- **SOURCE PASSAGE**
The diagnostic accuracy of skin biopsy was assessed in a 2009 study of 210 patients who had signs of small fiber neuropathy from various conditions.^5, The diagnosis of pure small fiber neuropathy (n=45) was established if patients had clinical symptoms and sensory deficits but preserved vibration and joint sense. Using the 5th percentile as a threshold (6.7 fibers per mm), the sensitivity of IENF density was 35%, and specificity was 95%.

Additional studies include large retrospective series. Devigili et al (2008) retrospectively reviewed 486 patients referred for suspected sensory neuropathy.^6, This study lacked an independent reference standard, because the IENF results determined whether patients were included in the study group. Walk et al (2007) examined the concordance between foot IENF density and clinical findings in 106 patients with possible idiopathic small fiber neuropathy.^7, An IENF density of 8 per mm was found to have the highest sensitivity (88%) and specificity (81%), using the sensory deficit to a pinprick as the standard. In a review, Walk (2009) concluded that a reduction in IENF density provides supportive evidence of a loss of cutaneous efferents, but “clinical features remain paramount in the diagnostic process and the possibility of small fiber dysfunction is not excluded by an IENF density in the normal range.”^8,

Section Summary: Clinical Validity

IENF density decreases across age and sex in healthy controls and, therefore, density measurements in patients suspected of small fiber neuropathy are compared with age- and sex-adjusted normative values. Few studies have prospectively compared the clinical validity of IENF density measurements in a population of patients suspected of small fiber neuropathy with an established reference standard. The available studies have shown low sensitivity and high specificity, suggesting that an IENF density below the fifth percentile of healthy controls may support a diagnosis of small fiber neuropathy, but IENF density above the fifth percentile cannot be used to rule it out.

- **TASK A**
Rewrite the paragraph beginning "The diagnostic accuracy of skin biopsy" from the skin biopsy passage as a short bulleted list that keeps its main facts.
- **TASK B**
In the skin biopsy passage, which IENF density gave the highest sensitivity and specificity in the Walk et al (2007) study?
- **TASK C**
Pick up the skin biopsy passage after its last sentence and write the next paragraph.

- **SUPPLIED DATA**
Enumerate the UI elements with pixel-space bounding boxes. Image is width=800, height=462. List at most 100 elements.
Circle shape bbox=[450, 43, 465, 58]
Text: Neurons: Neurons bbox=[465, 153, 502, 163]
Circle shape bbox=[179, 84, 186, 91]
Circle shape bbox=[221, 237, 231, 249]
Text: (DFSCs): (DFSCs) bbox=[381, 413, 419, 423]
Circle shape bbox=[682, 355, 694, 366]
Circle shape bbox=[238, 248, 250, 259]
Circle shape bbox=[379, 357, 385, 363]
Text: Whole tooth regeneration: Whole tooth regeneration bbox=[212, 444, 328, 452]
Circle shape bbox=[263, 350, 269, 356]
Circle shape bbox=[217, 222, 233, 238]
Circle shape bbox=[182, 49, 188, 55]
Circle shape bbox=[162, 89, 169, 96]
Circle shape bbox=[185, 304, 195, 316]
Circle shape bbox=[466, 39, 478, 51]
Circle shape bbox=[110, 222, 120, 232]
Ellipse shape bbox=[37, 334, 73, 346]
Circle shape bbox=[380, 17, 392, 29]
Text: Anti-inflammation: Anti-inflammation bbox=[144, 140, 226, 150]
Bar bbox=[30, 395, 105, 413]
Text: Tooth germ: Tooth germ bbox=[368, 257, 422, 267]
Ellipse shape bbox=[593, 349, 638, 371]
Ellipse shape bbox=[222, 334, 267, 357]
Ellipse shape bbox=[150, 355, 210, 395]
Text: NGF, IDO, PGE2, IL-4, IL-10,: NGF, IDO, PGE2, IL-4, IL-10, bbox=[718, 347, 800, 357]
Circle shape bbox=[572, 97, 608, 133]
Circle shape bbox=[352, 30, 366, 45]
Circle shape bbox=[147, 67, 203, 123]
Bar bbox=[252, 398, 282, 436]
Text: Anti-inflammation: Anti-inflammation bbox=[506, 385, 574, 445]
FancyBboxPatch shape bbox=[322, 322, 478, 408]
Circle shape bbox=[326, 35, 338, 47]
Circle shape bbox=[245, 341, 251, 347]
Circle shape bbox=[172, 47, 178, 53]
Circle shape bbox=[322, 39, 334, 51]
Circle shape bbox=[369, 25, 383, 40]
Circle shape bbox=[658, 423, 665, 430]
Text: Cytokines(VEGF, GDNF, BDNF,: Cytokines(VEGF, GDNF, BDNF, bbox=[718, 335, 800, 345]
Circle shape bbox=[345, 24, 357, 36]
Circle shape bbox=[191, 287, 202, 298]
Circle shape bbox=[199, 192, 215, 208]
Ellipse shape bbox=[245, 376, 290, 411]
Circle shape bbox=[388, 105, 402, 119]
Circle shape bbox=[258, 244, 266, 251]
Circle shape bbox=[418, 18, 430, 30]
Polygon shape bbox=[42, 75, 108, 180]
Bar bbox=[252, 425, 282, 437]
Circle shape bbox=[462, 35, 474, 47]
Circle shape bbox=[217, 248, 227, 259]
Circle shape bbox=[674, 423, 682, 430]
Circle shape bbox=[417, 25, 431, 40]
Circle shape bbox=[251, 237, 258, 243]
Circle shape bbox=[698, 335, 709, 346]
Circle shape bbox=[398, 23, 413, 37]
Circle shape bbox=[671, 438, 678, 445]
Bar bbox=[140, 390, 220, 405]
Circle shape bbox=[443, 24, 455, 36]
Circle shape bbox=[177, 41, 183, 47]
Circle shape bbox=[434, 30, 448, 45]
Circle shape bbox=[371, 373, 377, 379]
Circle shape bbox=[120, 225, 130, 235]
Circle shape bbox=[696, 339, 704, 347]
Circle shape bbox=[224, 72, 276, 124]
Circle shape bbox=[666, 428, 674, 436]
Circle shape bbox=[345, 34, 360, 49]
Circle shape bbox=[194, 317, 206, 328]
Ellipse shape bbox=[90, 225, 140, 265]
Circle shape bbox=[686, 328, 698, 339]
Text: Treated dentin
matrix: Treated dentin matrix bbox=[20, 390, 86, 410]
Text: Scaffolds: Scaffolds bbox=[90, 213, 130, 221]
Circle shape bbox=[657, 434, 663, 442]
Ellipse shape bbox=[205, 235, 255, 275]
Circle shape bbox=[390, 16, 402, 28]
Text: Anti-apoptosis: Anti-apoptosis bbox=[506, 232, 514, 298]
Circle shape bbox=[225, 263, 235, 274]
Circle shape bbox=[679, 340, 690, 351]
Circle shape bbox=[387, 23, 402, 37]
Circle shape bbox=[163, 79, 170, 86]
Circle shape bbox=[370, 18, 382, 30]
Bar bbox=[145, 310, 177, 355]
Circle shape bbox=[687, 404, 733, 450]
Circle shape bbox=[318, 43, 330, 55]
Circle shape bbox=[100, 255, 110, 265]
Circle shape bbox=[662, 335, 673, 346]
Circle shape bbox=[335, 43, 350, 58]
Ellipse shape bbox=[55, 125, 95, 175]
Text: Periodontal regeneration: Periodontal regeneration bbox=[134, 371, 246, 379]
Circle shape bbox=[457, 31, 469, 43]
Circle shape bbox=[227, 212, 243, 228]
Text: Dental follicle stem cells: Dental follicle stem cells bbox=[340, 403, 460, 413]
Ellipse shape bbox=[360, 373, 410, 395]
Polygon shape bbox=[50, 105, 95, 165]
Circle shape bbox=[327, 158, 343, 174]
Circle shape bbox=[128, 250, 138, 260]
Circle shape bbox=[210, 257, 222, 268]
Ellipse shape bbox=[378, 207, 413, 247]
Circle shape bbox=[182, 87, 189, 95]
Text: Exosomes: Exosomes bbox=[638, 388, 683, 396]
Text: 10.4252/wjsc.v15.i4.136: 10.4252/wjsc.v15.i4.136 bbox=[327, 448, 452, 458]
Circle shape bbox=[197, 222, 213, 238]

- **OUTPUT A**
- Study: 2009, 210 patients with signs of small fiber neuropathy from various conditions
- Pure small fiber neuropathy (n=45): clinical symptoms and sensory deficits, with vibration and joint sense preserved
- Threshold: 5th percentile (6.7 fibers per mm)
- IENF density sensitivity: 35%
- IENF density specificity: 95%

- **OUTPUT B**
8 per mm, with 88% sensitivity and 81% specificity.

- **OUTPUT C**
Clinically Useful

A test is clinically useful if the use of the results informs management decisions that improve the net health outcome of care. The net health outcome can be improved if patients receive correct therapy, or more effective therapy, or avoid unnecessary therapy, or avoid unnecessary testing.

Direct Evidence

Direct evidence of clinical utility is provided by studies that have compared health outcomes for patients managed with and without the test. Because these are intervention studies, the preferred evidence would be from randomized controlled trials (RCTs).

Chain of Evidence

Indirect evidence on clinical utility rests on clinical validity. If the evidence is insufficient to demonstrate test performance, no inferences can be made about clinical utility.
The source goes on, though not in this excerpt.